»»

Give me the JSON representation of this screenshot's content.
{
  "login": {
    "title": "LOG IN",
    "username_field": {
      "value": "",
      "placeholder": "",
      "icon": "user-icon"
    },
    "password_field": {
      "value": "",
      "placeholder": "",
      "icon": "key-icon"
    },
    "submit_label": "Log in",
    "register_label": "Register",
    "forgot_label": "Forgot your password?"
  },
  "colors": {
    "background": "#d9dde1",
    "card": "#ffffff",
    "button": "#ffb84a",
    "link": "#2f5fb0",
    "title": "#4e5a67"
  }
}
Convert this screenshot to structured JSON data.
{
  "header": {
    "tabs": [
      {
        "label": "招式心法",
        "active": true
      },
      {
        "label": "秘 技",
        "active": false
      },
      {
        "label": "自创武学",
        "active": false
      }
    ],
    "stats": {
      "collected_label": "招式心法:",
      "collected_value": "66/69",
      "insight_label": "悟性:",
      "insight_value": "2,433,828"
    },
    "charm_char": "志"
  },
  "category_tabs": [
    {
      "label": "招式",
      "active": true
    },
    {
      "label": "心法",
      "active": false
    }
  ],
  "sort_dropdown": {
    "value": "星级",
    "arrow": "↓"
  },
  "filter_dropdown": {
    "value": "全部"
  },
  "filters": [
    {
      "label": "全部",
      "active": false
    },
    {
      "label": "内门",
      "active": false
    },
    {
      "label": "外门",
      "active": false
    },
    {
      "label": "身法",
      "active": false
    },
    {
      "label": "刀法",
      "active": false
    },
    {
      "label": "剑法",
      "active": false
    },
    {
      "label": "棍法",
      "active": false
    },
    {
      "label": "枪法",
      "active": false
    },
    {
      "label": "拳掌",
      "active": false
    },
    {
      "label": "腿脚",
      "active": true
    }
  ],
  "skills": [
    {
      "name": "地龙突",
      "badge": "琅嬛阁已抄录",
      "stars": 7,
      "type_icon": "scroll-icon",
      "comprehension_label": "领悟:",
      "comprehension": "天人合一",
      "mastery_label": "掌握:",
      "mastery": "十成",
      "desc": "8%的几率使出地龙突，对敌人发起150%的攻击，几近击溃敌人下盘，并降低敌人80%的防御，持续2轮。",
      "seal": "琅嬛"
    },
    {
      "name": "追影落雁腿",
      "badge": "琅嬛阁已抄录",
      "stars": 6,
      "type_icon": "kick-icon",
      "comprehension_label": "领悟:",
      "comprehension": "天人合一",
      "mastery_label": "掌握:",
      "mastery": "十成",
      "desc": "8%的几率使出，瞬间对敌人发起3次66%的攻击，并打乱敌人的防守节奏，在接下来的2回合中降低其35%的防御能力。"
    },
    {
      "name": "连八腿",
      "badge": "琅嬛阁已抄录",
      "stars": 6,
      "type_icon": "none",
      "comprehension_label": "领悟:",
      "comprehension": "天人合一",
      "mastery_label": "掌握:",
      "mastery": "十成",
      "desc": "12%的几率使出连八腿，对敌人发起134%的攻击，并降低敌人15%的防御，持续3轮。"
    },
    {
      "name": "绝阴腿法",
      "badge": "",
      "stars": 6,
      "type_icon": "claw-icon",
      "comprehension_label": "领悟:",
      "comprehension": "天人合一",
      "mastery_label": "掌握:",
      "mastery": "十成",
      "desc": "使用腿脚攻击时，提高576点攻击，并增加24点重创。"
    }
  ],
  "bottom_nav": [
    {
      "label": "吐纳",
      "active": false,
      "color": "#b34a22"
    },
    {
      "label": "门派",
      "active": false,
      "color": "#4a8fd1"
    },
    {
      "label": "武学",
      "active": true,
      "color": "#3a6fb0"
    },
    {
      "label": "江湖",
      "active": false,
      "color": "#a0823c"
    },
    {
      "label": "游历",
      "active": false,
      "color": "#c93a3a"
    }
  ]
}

««

Set problem >> Exactly reproduce the material above.

Solution to the exercise >>
Give me the JSON representation of this screenshot's content.
{
  "login": {
    "title": "LOG IN",
    "username_field": {
      "value": "",
      "placeholder": "",
      "icon": "user-icon"
    },
    "password_field": {
      "value": "",
      "placeholder": "",
      "icon": "key-icon"
    },
    "submit_label": "Log in",
    "register_label": "Register",
    "forgot_label": "Forgot your password?"
  },
  "colors": {
    "background": "#d9dde1",
    "card": "#ffffff",
    "button": "#ffb84a",
    "link": "#2f5fb0",
    "title": "#4e5a67"
  }
}
Convert this screenshot to structured JSON data.
{
  "header": {
    "tabs": [
      {
        "label": "招式心法",
        "active": true
      },
      {
        "label": "秘 技",
        "active": false
      },
      {
        "label": "自创武学",
        "active": false
      }
    ],
    "stats": {
      "collected_label": "招式心法:",
      "collected_value": "66/69",
      "insight_label": "悟性:",
      "insight_value": "2,433,828"
    },
    "charm_char": "志"
  },
  "category_tabs": [
    {
      "label": "招式",
      "active": true
    },
    {
      "label": "心法",
      "active": false
    }
  ],
  "sort_dropdown": {
    "value": "星级",
    "arrow": "↓"
  },
  "filter_dropdown": {
    "value": "全部"
  },
  "filters": [
    {
      "label": "全部",
      "active": false
    },
    {
      "label": "内门",
      "active": false
    },
    {
      "label": "外门",
      "active": false
    },
    {
      "label": "身法",
      "active": false
    },
    {
      "label": "刀法",
      "active": false
    },
    {
      "label": "剑法",
      "active": false
    },
    {
      "label": "棍法",
      "active": false
    },
    {
      "label": "枪法",
      "active": false
    },
    {
      "label": "拳掌",
      "active": false
    },
    {
      "label": "腿脚",
      "active": true
    }
  ],
  "skills": [
    {
      "name": "地龙突",
      "badge": "琅嬛阁已抄录",
      "stars": 7,
      "type_icon": "scroll-icon",
      "comprehension_label": "领悟:",
      "comprehension": "天人合一",
      "mastery_label": "掌握:",
      "mastery": "十成",
      "desc": "8%的几率使出地龙突，对敌人发起150%的攻击，几近击溃敌人下盘，并降低敌人80%的防御，持续2轮。",
      "seal": "琅嬛"
    },
    {
      "name": "追影落雁腿",
      "badge": "琅嬛阁已抄录",
      "stars": 6,
      "type_icon": "kick-icon",
      "comprehension_label": "领悟:",
      "comprehension": "天人合一",
      "mastery_label": "掌握:",
      "mastery": "十成",
      "desc": "8%的几率使出，瞬间对敌人发起3次66%的攻击，并打乱敌人的防守节奏，在接下来的2回合中降低其35%的防御能力。"
    },
    {
      "name": "连八腿",
      "badge": "琅嬛阁已抄录",
      "stars": 6,
      "type_icon": "none",
      "comprehension_label": "领悟:",
      "comprehension": "天人合一",
      "mastery_label": "掌握:",
      "mastery": "十成",
      "desc": "12%的几率使出连八腿，对敌人发起134%的攻击，并降低敌人15%的防御，持续3轮。"
    },
    {
      "name": "绝阴腿法",
      "badge": "",
      "stars": 6,
      "type_icon": "claw-icon",
      "comprehension_label": "领悟:",
      "comprehension": "天人合一",
      "mastery_label": "掌握:",
      "mastery": "十成",
      "desc": "使用腿脚攻击时，提高576点攻击，并增加24点重创。"
    }
  ],
  "bottom_nav": [
    {
      "label": "吐纳",
      "active": false,
      "color": "#b34a22"
    },
    {
      "label": "门派",
      "active": false,
      "color": "#4a8fd1"
    },
    {
      "label": "武学",
      "active": true,
      "color": "#3a6fb0"
    },
    {
      "label": "江湖",
      "active": false,
      "color": "#a0823c"
    },
    {
      "label": "游历",
      "active": false,
      "color": "#c93a3a"
    }
  ]
}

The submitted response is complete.